··· RAW RECORDS
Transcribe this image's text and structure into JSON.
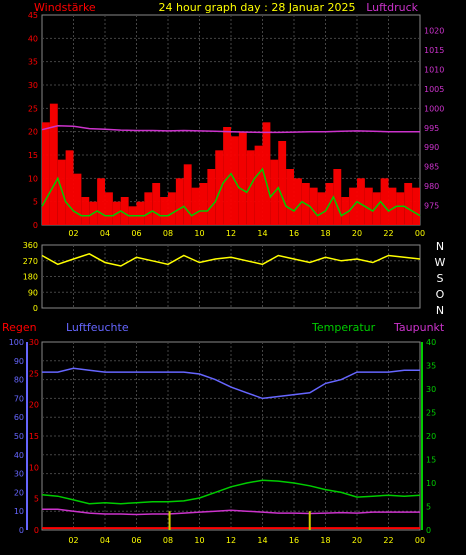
{
  "header": {
    "title": "24 hour graph day : 28 Januar 2025",
    "left_label": "Windstärke",
    "right_label": "Luftdruck"
  },
  "direction_labels": [
    "N",
    "W",
    "S",
    "O",
    "N"
  ],
  "bottom_labels": {
    "regen": "Regen",
    "luftfeuchte": "Luftfeuchte",
    "temperatur": "Temperatur",
    "taupunkt": "Taupunkt"
  },
  "colors": {
    "wind": "#ff0000",
    "gust": "#ff0000",
    "wind_avg": "#00cc00",
    "pressure": "#cc33cc",
    "direction": "#ffff00",
    "humidity": "#6666ff",
    "temperature": "#00cc00",
    "dewpoint": "#cc33cc",
    "rain": "#ff0000",
    "rain_rate": "#cccc00",
    "grid": "#444444",
    "title": "#ffff00"
  },
  "chart_data": [
    {
      "type": "bar",
      "x_unit": "hour",
      "x_ticks": [
        "02",
        "04",
        "06",
        "08",
        "10",
        "12",
        "14",
        "16",
        "18",
        "20",
        "22",
        "00"
      ],
      "left_axis": {
        "label": "Windstärke",
        "min": 0,
        "max": 45,
        "ticks": [
          0,
          5,
          10,
          15,
          20,
          25,
          30,
          35,
          40,
          45
        ]
      },
      "right_axis": {
        "label": "Luftdruck",
        "min": 970,
        "max": 1024,
        "ticks": [
          975,
          980,
          985,
          990,
          995,
          1000,
          1005,
          1010,
          1015,
          1020
        ]
      },
      "series": [
        {
          "key": "gust",
          "x": [
            0,
            0.5,
            1,
            1.5,
            2,
            2.5,
            3,
            3.5,
            4,
            4.5,
            5,
            5.5,
            6,
            6.5,
            7,
            7.5,
            8,
            8.5,
            9,
            9.5,
            10,
            10.5,
            11,
            11.5,
            12,
            12.5,
            13,
            13.5,
            14,
            14.5,
            15,
            15.5,
            16,
            16.5,
            17,
            17.5,
            18,
            18.5,
            19,
            19.5,
            20,
            20.5,
            21,
            21.5,
            22,
            22.5,
            23,
            23.5,
            24
          ],
          "y": [
            22,
            26,
            14,
            16,
            11,
            6,
            5,
            10,
            7,
            5,
            6,
            4,
            5,
            7,
            9,
            6,
            7,
            10,
            13,
            8,
            9,
            12,
            16,
            21,
            19,
            20,
            16,
            17,
            22,
            14,
            18,
            12,
            10,
            9,
            8,
            7,
            9,
            12,
            6,
            8,
            10,
            8,
            7,
            10,
            8,
            7,
            9,
            8,
            6
          ]
        },
        {
          "key": "wind_avg",
          "x": [
            0,
            0.5,
            1,
            1.5,
            2,
            2.5,
            3,
            3.5,
            4,
            4.5,
            5,
            5.5,
            6,
            6.5,
            7,
            7.5,
            8,
            8.5,
            9,
            9.5,
            10,
            10.5,
            11,
            11.5,
            12,
            12.5,
            13,
            13.5,
            14,
            14.5,
            15,
            15.5,
            16,
            16.5,
            17,
            17.5,
            18,
            18.5,
            19,
            19.5,
            20,
            20.5,
            21,
            21.5,
            22,
            22.5,
            23,
            23.5,
            24
          ],
          "y": [
            4,
            7,
            10,
            5,
            3,
            2,
            2,
            3,
            2,
            2,
            3,
            2,
            2,
            2,
            3,
            2,
            2,
            3,
            4,
            2,
            3,
            3,
            5,
            9,
            11,
            8,
            7,
            10,
            12,
            6,
            8,
            4,
            3,
            5,
            4,
            2,
            3,
            6,
            2,
            3,
            5,
            4,
            3,
            5,
            3,
            4,
            4,
            3,
            2
          ]
        },
        {
          "key": "pressure",
          "x": [
            0,
            1,
            2,
            3,
            4,
            5,
            6,
            7,
            8,
            9,
            10,
            11,
            12,
            13,
            14,
            15,
            16,
            17,
            18,
            19,
            20,
            21,
            22,
            23,
            24
          ],
          "y": [
            994.5,
            995.5,
            995.4,
            994.8,
            994.6,
            994.4,
            994.3,
            994.3,
            994.2,
            994.3,
            994.2,
            994.1,
            994.0,
            993.9,
            993.8,
            993.8,
            993.9,
            994.0,
            994.0,
            994.1,
            994.2,
            994.1,
            994.0,
            994.0,
            994.0
          ]
        }
      ]
    },
    {
      "type": "line",
      "x_unit": "hour",
      "y_axis": {
        "min": 0,
        "max": 360,
        "ticks": [
          0,
          90,
          180,
          270,
          360
        ]
      },
      "direction_labels": [
        "N",
        "W",
        "S",
        "O",
        "N"
      ],
      "series": [
        {
          "key": "direction",
          "x": [
            0,
            1,
            2,
            3,
            4,
            5,
            6,
            7,
            8,
            9,
            10,
            11,
            12,
            13,
            14,
            15,
            16,
            17,
            18,
            19,
            20,
            21,
            22,
            23,
            24
          ],
          "y": [
            300,
            250,
            280,
            310,
            260,
            240,
            290,
            270,
            250,
            300,
            260,
            280,
            290,
            270,
            250,
            300,
            280,
            260,
            290,
            270,
            280,
            260,
            300,
            290,
            280
          ]
        }
      ]
    },
    {
      "type": "line",
      "x_unit": "hour",
      "x_ticks": [
        "02",
        "04",
        "06",
        "08",
        "10",
        "12",
        "14",
        "16",
        "18",
        "20",
        "22",
        "00"
      ],
      "humidity_axis": {
        "label": "Luftfeuchte",
        "min": 0,
        "max": 100,
        "ticks": [
          0,
          10,
          20,
          30,
          40,
          50,
          60,
          70,
          80,
          90,
          100
        ]
      },
      "rain_axis": {
        "label": "Regen",
        "min": 0,
        "max": 30,
        "ticks": [
          0,
          5,
          10,
          15,
          20,
          25,
          30
        ]
      },
      "temp_axis": {
        "label": "Temperatur",
        "min": 0,
        "max": 40,
        "ticks": [
          0,
          5,
          10,
          15,
          20,
          25,
          30,
          35,
          40
        ]
      },
      "series": [
        {
          "key": "humidity",
          "x": [
            0,
            1,
            2,
            3,
            4,
            5,
            6,
            7,
            8,
            9,
            10,
            11,
            12,
            13,
            14,
            15,
            16,
            17,
            18,
            19,
            20,
            21,
            22,
            23,
            24
          ],
          "y": [
            84,
            84,
            86,
            85,
            84,
            84,
            84,
            84,
            84,
            84,
            83,
            80,
            76,
            73,
            70,
            71,
            72,
            73,
            78,
            80,
            84,
            84,
            84,
            85,
            85
          ]
        },
        {
          "key": "temperature",
          "x": [
            0,
            1,
            2,
            3,
            4,
            5,
            6,
            7,
            8,
            9,
            10,
            11,
            12,
            13,
            14,
            15,
            16,
            17,
            18,
            19,
            20,
            21,
            22,
            23,
            24
          ],
          "y": [
            7.5,
            7.2,
            6.4,
            5.6,
            5.8,
            5.6,
            5.8,
            6.0,
            6.0,
            6.2,
            6.8,
            8.0,
            9.2,
            10.0,
            10.6,
            10.4,
            10.0,
            9.4,
            8.6,
            8.0,
            7.0,
            7.2,
            7.4,
            7.2,
            7.4
          ]
        },
        {
          "key": "dewpoint",
          "x": [
            0,
            1,
            2,
            3,
            4,
            5,
            6,
            7,
            8,
            9,
            10,
            11,
            12,
            13,
            14,
            15,
            16,
            17,
            18,
            19,
            20,
            21,
            22,
            23,
            24
          ],
          "y": [
            4.4,
            4.4,
            4.0,
            3.6,
            3.4,
            3.4,
            3.3,
            3.4,
            3.4,
            3.6,
            3.8,
            4.0,
            4.2,
            4.0,
            3.8,
            3.6,
            3.6,
            3.5,
            3.6,
            3.7,
            3.6,
            3.8,
            3.8,
            3.8,
            3.8
          ]
        },
        {
          "key": "rain",
          "x": [
            0,
            24
          ],
          "y": [
            0.3,
            0.3
          ]
        },
        {
          "key": "rain_rate",
          "x": [
            8.1,
            17.0
          ],
          "y": [
            3.0,
            3.0
          ]
        }
      ]
    }
  ]
}
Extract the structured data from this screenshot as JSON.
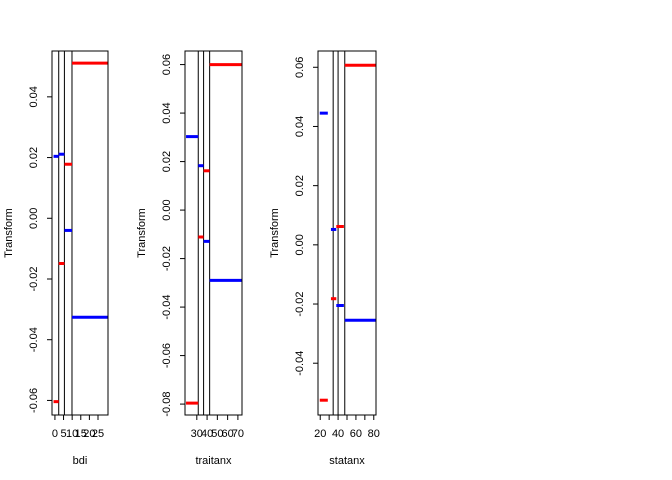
{
  "chart_data": [
    {
      "type": "step",
      "xlabel": "bdi",
      "ylabel": "Transform",
      "xlim": [
        -1.7,
        30.8
      ],
      "ylim": [
        -0.0648,
        0.0551
      ],
      "xticks": [
        0,
        5,
        10,
        15,
        20,
        25
      ],
      "xtick_labels": [
        "0",
        "5",
        "10",
        "15",
        "20",
        "25"
      ],
      "yticks": [
        -0.06,
        -0.04,
        -0.02,
        0.0,
        0.02,
        0.04
      ],
      "ytick_labels": [
        "-0.06",
        "-0.04",
        "-0.02",
        "0.00",
        "0.02",
        "0.04"
      ],
      "cutpoints": [
        2.2,
        5.5,
        9.9
      ],
      "segments": [
        {
          "x0": -0.8,
          "x1": 2.2,
          "y": -0.0604,
          "color": "#ff0000"
        },
        {
          "x0": -0.8,
          "x1": 2.2,
          "y": 0.0204,
          "color": "#0000ff"
        },
        {
          "x0": 2.2,
          "x1": 5.5,
          "y": -0.0149,
          "color": "#ff0000"
        },
        {
          "x0": 2.2,
          "x1": 5.5,
          "y": 0.0211,
          "color": "#0000ff"
        },
        {
          "x0": 5.5,
          "x1": 9.9,
          "y": 0.0178,
          "color": "#ff0000"
        },
        {
          "x0": 5.5,
          "x1": 9.9,
          "y": -0.004,
          "color": "#0000ff"
        },
        {
          "x0": 9.9,
          "x1": 30.8,
          "y": 0.0511,
          "color": "#ff0000"
        },
        {
          "x0": 9.9,
          "x1": 30.8,
          "y": -0.0326,
          "color": "#0000ff"
        }
      ]
    },
    {
      "type": "step",
      "xlabel": "traitanx",
      "ylabel": "Transform",
      "xlim": [
        18.5,
        74.0
      ],
      "ylim": [
        -0.0845,
        0.0656
      ],
      "xticks": [
        30,
        40,
        50,
        60,
        70
      ],
      "xtick_labels": [
        "30",
        "40",
        "50",
        "60",
        "70"
      ],
      "yticks": [
        -0.08,
        -0.06,
        -0.04,
        -0.02,
        0.0,
        0.02,
        0.04,
        0.06
      ],
      "ytick_labels": [
        "-0.08",
        "-0.06",
        "-0.04",
        "-0.02",
        "0.00",
        "0.02",
        "0.04",
        "0.06"
      ],
      "cutpoints": [
        31.4,
        36.6,
        42.5
      ],
      "segments": [
        {
          "x0": 19.5,
          "x1": 31.4,
          "y": -0.0796,
          "color": "#ff0000"
        },
        {
          "x0": 19.5,
          "x1": 31.4,
          "y": 0.0303,
          "color": "#0000ff"
        },
        {
          "x0": 31.4,
          "x1": 36.6,
          "y": -0.0111,
          "color": "#ff0000"
        },
        {
          "x0": 31.4,
          "x1": 36.6,
          "y": 0.0183,
          "color": "#0000ff"
        },
        {
          "x0": 36.6,
          "x1": 42.5,
          "y": 0.0162,
          "color": "#ff0000"
        },
        {
          "x0": 36.6,
          "x1": 42.5,
          "y": -0.0129,
          "color": "#0000ff"
        },
        {
          "x0": 42.5,
          "x1": 74.0,
          "y": 0.06,
          "color": "#ff0000"
        },
        {
          "x0": 42.5,
          "x1": 74.0,
          "y": -0.029,
          "color": "#0000ff"
        }
      ]
    },
    {
      "type": "step",
      "xlabel": "statanx",
      "ylabel": "Transform",
      "xlim": [
        17.5,
        82.5
      ],
      "ylim": [
        -0.0575,
        0.0655
      ],
      "xticks": [
        20,
        30,
        40,
        50,
        60,
        70,
        80
      ],
      "xtick_labels": [
        "20",
        "",
        "40",
        "",
        "60",
        "",
        "80"
      ],
      "yticks": [
        -0.04,
        -0.02,
        0.0,
        0.02,
        0.04,
        0.06
      ],
      "ytick_labels": [
        "-0.04",
        "-0.02",
        "0.00",
        "0.02",
        "0.04",
        "0.06"
      ],
      "cutpoints": [
        34.5,
        40.0,
        47.5
      ],
      "segments": [
        {
          "x0": 19.5,
          "x1": 28.5,
          "y": -0.0525,
          "color": "#ff0000"
        },
        {
          "x0": 19.5,
          "x1": 28.5,
          "y": 0.0445,
          "color": "#0000ff"
        },
        {
          "x0": 32.0,
          "x1": 38.0,
          "y": -0.0182,
          "color": "#ff0000"
        },
        {
          "x0": 32.0,
          "x1": 38.0,
          "y": 0.0052,
          "color": "#0000ff"
        },
        {
          "x0": 38.0,
          "x1": 46.5,
          "y": 0.0062,
          "color": "#ff0000"
        },
        {
          "x0": 38.0,
          "x1": 46.5,
          "y": -0.0205,
          "color": "#0000ff"
        },
        {
          "x0": 47.5,
          "x1": 82.5,
          "y": 0.0607,
          "color": "#ff0000"
        },
        {
          "x0": 47.5,
          "x1": 82.5,
          "y": -0.0255,
          "color": "#0000ff"
        }
      ]
    }
  ]
}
······
__WHAT TO DO__
Look through the entries above; copy every line holding the string "xlabel".

__SOLUTION__
      "xlabel": "bdi",
      "xlabel": "traitanx",
      "xlabel": "statanx",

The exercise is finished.